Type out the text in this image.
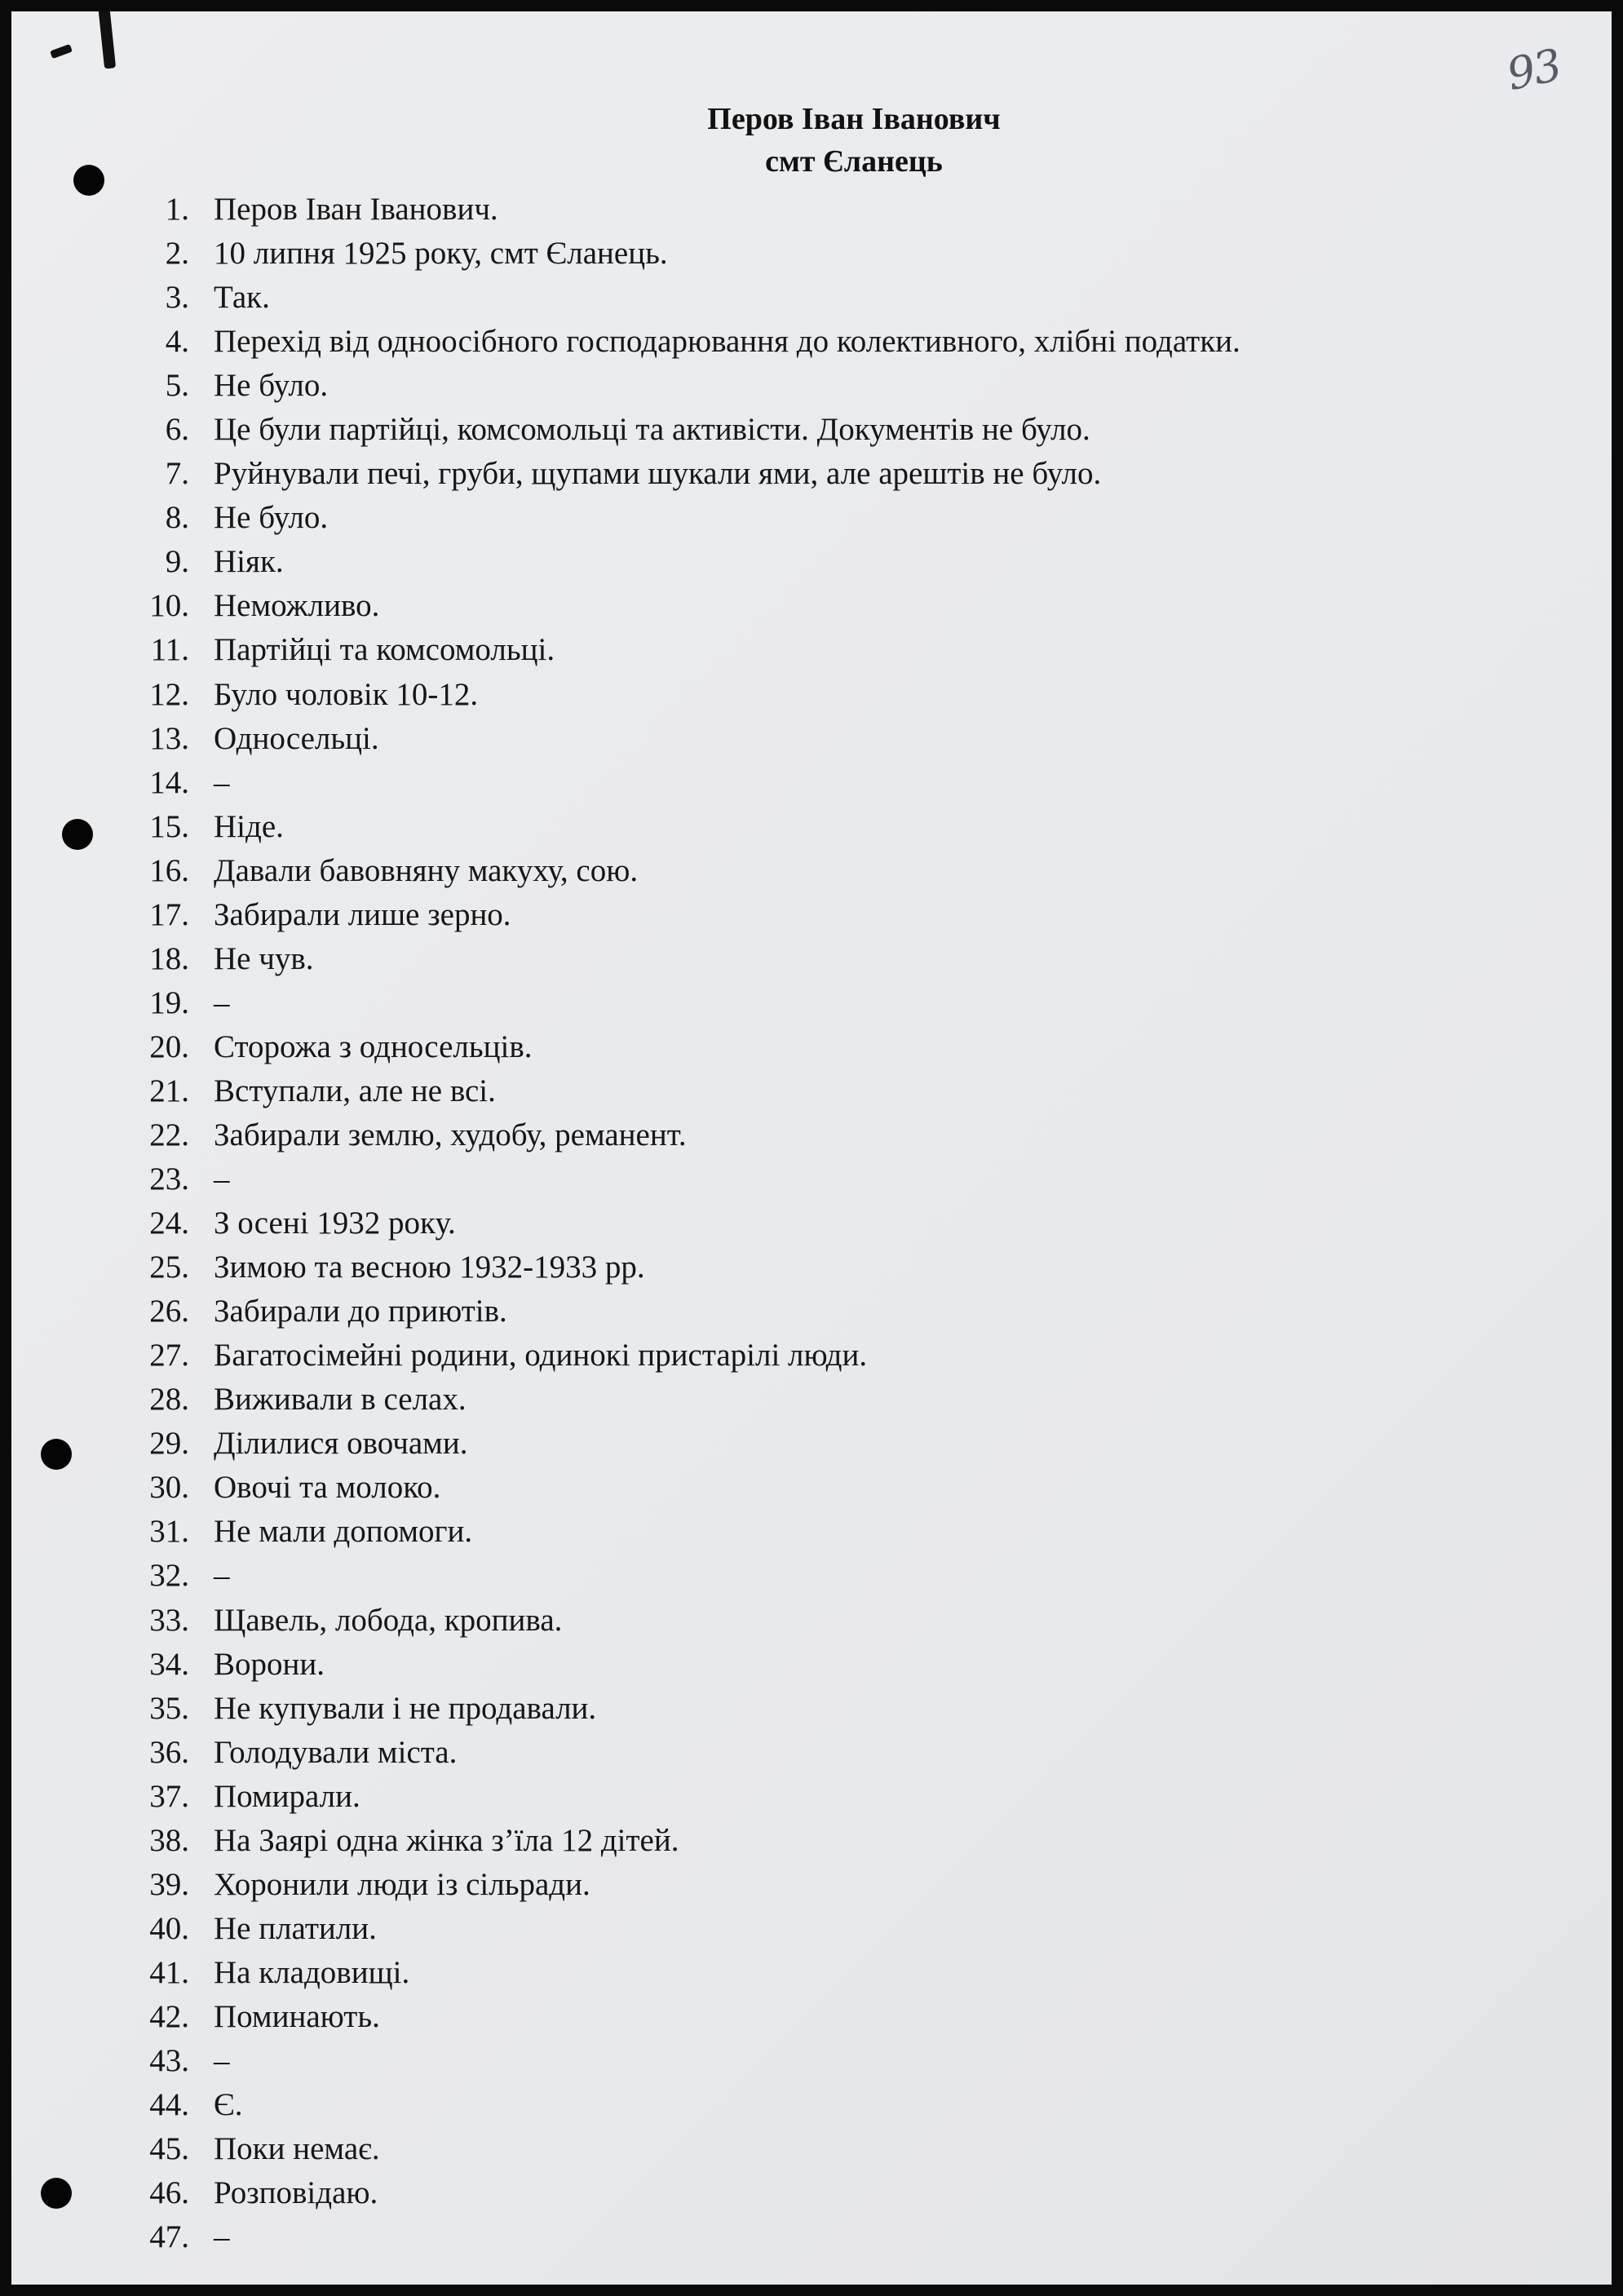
93
Перов Іван Іванович
смт Єланець
1. Перов Іван Іванович.
2. 10 липня 1925 року, смт Єланець.
3. Так.
4. Перехід від одноосібного господарювання до колективного, хлібні податки.
5. Не було.
6. Це були партійці, комсомольці та активісти. Документів не було.
7. Руйнували печі, груби, щупами шукали ями, але арештів не було.
8. Не було.
9. Ніяк.
10. Неможливо.
11. Партійці та комсомольці.
12. Було чоловік 10-12.
13. Односельці.
14. –
15. Ніде.
16. Давали бавовняну макуху, сою.
17. Забирали лише зерно.
18. Не чув.
19. –
20. Сторожа з односельців.
21. Вступали, але не всі.
22. Забирали землю, худобу, реманент.
23. –
24. З осені 1932 року.
25. Зимою та весною 1932-1933 рр.
26. Забирали до приютів.
27. Багатосімейні родини, одинокі пристарілі люди.
28. Виживали в селах.
29. Ділилися овочами.
30. Овочі та молоко.
31. Не мали допомоги.
32. –
33. Щавель, лобода, кропива.
34. Ворони.
35. Не купували і не продавали.
36. Голодували міста.
37. Помирали.
38. На Заярі одна жінка з’їла 12 дітей.
39. Хоронили люди із сільради.
40. Не платили.
41. На кладовищі.
42. Поминають.
43. –
44. Є.
45. Поки немає.
46. Розповідаю.
47. –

> DIRECTIONS FOR THIS TASK:
Search the data above for lines holding "люди" and copy each of them.

> TASK ANSWER:
27. Багатосімейні родини, одинокі пристарілі люди.
39. Хоронили люди із сільради.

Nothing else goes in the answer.